• Listed entries:

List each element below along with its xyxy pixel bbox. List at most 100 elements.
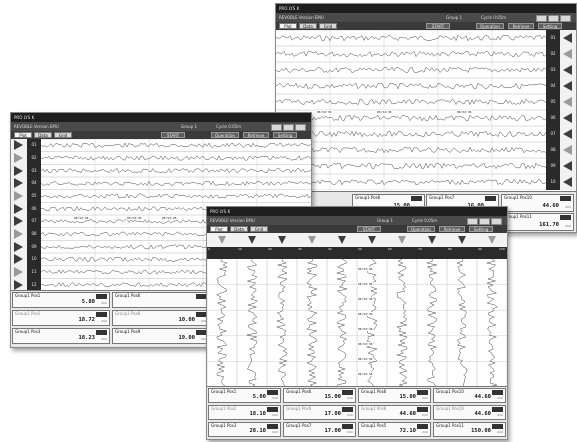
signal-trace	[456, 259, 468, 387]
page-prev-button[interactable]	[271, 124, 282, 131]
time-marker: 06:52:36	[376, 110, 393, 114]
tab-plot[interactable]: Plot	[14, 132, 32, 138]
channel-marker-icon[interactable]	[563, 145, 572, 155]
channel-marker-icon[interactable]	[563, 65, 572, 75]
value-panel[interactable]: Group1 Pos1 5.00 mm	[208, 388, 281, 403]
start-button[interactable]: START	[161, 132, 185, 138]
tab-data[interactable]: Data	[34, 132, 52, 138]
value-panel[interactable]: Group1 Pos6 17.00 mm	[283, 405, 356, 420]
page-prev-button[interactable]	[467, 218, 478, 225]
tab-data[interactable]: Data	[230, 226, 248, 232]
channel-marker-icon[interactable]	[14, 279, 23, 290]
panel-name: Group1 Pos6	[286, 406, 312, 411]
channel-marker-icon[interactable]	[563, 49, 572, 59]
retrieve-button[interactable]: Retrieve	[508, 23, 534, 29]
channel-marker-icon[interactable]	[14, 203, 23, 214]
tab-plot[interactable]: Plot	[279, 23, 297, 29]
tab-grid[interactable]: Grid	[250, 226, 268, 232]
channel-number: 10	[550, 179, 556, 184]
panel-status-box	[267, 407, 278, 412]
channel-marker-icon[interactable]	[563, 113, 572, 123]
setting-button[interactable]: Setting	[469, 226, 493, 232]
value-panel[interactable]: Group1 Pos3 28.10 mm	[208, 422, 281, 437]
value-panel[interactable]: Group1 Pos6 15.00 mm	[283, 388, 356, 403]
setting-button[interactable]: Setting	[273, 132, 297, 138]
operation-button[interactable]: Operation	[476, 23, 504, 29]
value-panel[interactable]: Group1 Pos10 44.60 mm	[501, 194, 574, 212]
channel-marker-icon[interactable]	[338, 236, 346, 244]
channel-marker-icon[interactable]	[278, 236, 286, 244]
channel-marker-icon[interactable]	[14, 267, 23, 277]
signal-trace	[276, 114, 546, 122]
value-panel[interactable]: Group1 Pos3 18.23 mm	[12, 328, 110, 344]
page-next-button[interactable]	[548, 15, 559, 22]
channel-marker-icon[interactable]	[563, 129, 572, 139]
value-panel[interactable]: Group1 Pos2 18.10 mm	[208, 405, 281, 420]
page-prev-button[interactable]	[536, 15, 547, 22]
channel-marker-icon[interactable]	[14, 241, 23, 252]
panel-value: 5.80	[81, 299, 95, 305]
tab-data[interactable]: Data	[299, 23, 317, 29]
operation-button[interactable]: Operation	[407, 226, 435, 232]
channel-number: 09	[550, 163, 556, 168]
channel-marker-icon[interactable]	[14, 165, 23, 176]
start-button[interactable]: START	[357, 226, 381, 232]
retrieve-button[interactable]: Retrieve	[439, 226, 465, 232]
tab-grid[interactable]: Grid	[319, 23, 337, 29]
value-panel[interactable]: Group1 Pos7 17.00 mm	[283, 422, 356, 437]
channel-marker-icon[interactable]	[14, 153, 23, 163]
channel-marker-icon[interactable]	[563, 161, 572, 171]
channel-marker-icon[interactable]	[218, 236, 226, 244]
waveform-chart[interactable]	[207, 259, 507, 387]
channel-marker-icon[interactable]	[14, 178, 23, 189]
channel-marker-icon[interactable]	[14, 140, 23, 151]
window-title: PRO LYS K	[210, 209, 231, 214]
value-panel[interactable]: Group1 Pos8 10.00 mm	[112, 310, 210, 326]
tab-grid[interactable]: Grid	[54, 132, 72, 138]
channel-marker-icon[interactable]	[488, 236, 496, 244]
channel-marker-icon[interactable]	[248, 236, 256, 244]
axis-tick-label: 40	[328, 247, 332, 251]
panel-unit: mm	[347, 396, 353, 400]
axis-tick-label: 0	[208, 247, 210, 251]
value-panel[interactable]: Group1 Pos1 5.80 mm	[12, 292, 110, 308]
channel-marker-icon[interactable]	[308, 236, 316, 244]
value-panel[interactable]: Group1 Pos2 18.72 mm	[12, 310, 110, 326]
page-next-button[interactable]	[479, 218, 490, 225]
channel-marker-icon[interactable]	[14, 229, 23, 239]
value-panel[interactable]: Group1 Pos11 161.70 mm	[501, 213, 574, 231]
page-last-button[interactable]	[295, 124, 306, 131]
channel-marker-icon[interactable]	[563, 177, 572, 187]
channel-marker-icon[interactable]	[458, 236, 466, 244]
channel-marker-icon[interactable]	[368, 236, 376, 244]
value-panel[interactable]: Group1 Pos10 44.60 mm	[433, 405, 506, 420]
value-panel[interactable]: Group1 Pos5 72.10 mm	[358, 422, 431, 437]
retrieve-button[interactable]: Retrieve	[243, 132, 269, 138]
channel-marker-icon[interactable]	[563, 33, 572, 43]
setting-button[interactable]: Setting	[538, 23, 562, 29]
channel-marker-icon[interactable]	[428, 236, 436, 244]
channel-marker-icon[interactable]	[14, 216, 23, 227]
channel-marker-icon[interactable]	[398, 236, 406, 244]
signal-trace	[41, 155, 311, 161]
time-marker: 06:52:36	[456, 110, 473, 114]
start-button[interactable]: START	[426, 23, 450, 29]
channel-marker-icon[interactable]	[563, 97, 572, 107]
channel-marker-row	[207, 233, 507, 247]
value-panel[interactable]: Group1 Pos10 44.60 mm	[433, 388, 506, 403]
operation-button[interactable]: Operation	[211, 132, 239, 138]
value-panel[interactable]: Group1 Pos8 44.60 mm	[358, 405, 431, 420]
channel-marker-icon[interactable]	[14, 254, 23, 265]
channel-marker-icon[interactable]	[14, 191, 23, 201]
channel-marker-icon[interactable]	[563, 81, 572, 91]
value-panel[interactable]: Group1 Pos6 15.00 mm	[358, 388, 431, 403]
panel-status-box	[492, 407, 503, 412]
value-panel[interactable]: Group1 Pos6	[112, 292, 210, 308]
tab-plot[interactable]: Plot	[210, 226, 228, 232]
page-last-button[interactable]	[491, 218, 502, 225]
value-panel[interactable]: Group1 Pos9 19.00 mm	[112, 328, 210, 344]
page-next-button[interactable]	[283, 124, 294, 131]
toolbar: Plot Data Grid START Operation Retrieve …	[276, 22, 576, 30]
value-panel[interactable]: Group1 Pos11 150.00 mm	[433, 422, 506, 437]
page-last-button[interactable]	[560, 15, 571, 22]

• Work to complete: Can you quote every one of the records above word for word, leaving the pictures out of your answer?

• Full solution:
List each element below along with its xyxy pixel bbox. List at most 100 elements.
signal-trace	[456, 259, 468, 387]
page-prev-button[interactable]	[271, 124, 282, 131]
time-marker: 06:52:36	[376, 110, 393, 114]
tab-plot[interactable]: Plot	[14, 132, 32, 138]
channel-marker-icon[interactable]	[563, 145, 572, 155]
channel-marker-icon[interactable]	[563, 65, 572, 75]
value-panel[interactable]: Group1 Pos1 5.00 mm	[208, 388, 281, 403]
start-button[interactable]: START	[161, 132, 185, 138]
tab-data[interactable]: Data	[34, 132, 52, 138]
value-panel[interactable]: Group1 Pos6 17.00 mm	[283, 405, 356, 420]
page-prev-button[interactable]	[467, 218, 478, 225]
tab-data[interactable]: Data	[230, 226, 248, 232]
channel-marker-icon[interactable]	[14, 279, 23, 290]
panel-name: Group1 Pos6	[286, 406, 312, 411]
channel-marker-icon[interactable]	[563, 49, 572, 59]
retrieve-button[interactable]: Retrieve	[508, 23, 534, 29]
channel-marker-icon[interactable]	[14, 203, 23, 214]
tab-plot[interactable]: Plot	[279, 23, 297, 29]
tab-grid[interactable]: Grid	[250, 226, 268, 232]
channel-number: 10	[550, 179, 556, 184]
panel-status-box	[267, 407, 278, 412]
channel-marker-icon[interactable]	[563, 113, 572, 123]
setting-button[interactable]: Setting	[469, 226, 493, 232]
value-panel[interactable]: Group1 Pos3 28.10 mm	[208, 422, 281, 437]
value-panel[interactable]: Group1 Pos6 15.00 mm	[283, 388, 356, 403]
setting-button[interactable]: Setting	[273, 132, 297, 138]
operation-button[interactable]: Operation	[476, 23, 504, 29]
value-panel[interactable]: Group1 Pos10 44.60 mm	[501, 194, 574, 212]
channel-marker-icon[interactable]	[338, 236, 346, 244]
channel-marker-icon[interactable]	[278, 236, 286, 244]
channel-marker-icon[interactable]	[14, 267, 23, 277]
signal-trace	[276, 114, 546, 122]
value-panel[interactable]: Group1 Pos3 18.23 mm	[12, 328, 110, 344]
page-next-button[interactable]	[548, 15, 559, 22]
channel-marker-icon[interactable]	[563, 129, 572, 139]
value-panel[interactable]: Group1 Pos2 18.10 mm	[208, 405, 281, 420]
page-prev-button[interactable]	[536, 15, 547, 22]
channel-marker-icon[interactable]	[14, 241, 23, 252]
panel-value: 5.80	[81, 299, 95, 305]
tab-data[interactable]: Data	[299, 23, 317, 29]
operation-button[interactable]: Operation	[407, 226, 435, 232]
channel-number: 09	[550, 163, 556, 168]
channel-marker-icon[interactable]	[14, 165, 23, 176]
start-button[interactable]: START	[357, 226, 381, 232]
retrieve-button[interactable]: Retrieve	[439, 226, 465, 232]
tab-grid[interactable]: Grid	[319, 23, 337, 29]
value-panel[interactable]: Group1 Pos7 17.00 mm	[283, 422, 356, 437]
channel-marker-icon[interactable]	[14, 153, 23, 163]
channel-marker-icon[interactable]	[563, 161, 572, 171]
channel-marker-icon[interactable]	[218, 236, 226, 244]
waveform-chart[interactable]	[207, 259, 507, 387]
channel-marker-icon[interactable]	[14, 178, 23, 189]
channel-marker-icon[interactable]	[14, 140, 23, 151]
window-title: PRO LYS K	[210, 209, 231, 214]
value-panel[interactable]: Group1 Pos8 10.00 mm	[112, 310, 210, 326]
tab-grid[interactable]: Grid	[54, 132, 72, 138]
channel-marker-icon[interactable]	[488, 236, 496, 244]
channel-marker-icon[interactable]	[248, 236, 256, 244]
axis-tick-label: 40	[328, 247, 332, 251]
panel-unit: mm	[347, 396, 353, 400]
axis-tick-label: 0	[208, 247, 210, 251]
value-panel[interactable]: Group1 Pos1 5.80 mm	[12, 292, 110, 308]
channel-marker-icon[interactable]	[308, 236, 316, 244]
value-panel[interactable]: Group1 Pos2 18.72 mm	[12, 310, 110, 326]
page-next-button[interactable]	[479, 218, 490, 225]
channel-marker-icon[interactable]	[14, 229, 23, 239]
value-panel[interactable]: Group1 Pos11 161.70 mm	[501, 213, 574, 231]
page-last-button[interactable]	[295, 124, 306, 131]
channel-marker-icon[interactable]	[563, 177, 572, 187]
channel-marker-icon[interactable]	[458, 236, 466, 244]
channel-marker-icon[interactable]	[368, 236, 376, 244]
value-panel[interactable]: Group1 Pos10 44.60 mm	[433, 405, 506, 420]
value-panel[interactable]: Group1 Pos5 72.10 mm	[358, 422, 431, 437]
retrieve-button[interactable]: Retrieve	[243, 132, 269, 138]
channel-marker-icon[interactable]	[563, 33, 572, 43]
setting-button[interactable]: Setting	[538, 23, 562, 29]
channel-marker-icon[interactable]	[428, 236, 436, 244]
channel-marker-icon[interactable]	[14, 216, 23, 227]
channel-marker-icon[interactable]	[398, 236, 406, 244]
signal-trace	[41, 155, 311, 161]
time-marker: 06:52:36	[456, 110, 473, 114]
start-button[interactable]: START	[426, 23, 450, 29]
channel-marker-icon[interactable]	[563, 97, 572, 107]
channel-marker-row	[207, 233, 507, 247]
value-panel[interactable]: Group1 Pos10 44.60 mm	[433, 388, 506, 403]
operation-button[interactable]: Operation	[211, 132, 239, 138]
value-panel[interactable]: Group1 Pos8 44.60 mm	[358, 405, 431, 420]
channel-marker-icon[interactable]	[14, 254, 23, 265]
channel-marker-icon[interactable]	[14, 191, 23, 201]
channel-marker-icon[interactable]	[563, 81, 572, 91]
value-panel[interactable]: Group1 Pos6 15.00 mm	[358, 388, 431, 403]
panel-status-box	[492, 407, 503, 412]
value-panel[interactable]: Group1 Pos6	[112, 292, 210, 308]
tab-plot[interactable]: Plot	[210, 226, 228, 232]
page-last-button[interactable]	[491, 218, 502, 225]
value-panel[interactable]: Group1 Pos9 19.00 mm	[112, 328, 210, 344]
page-next-button[interactable]	[283, 124, 294, 131]
toolbar: Plot Data Grid START Operation Retrieve …	[276, 22, 576, 30]
value-panel[interactable]: Group1 Pos11 150.00 mm	[433, 422, 506, 437]
page-last-button[interactable]	[560, 15, 571, 22]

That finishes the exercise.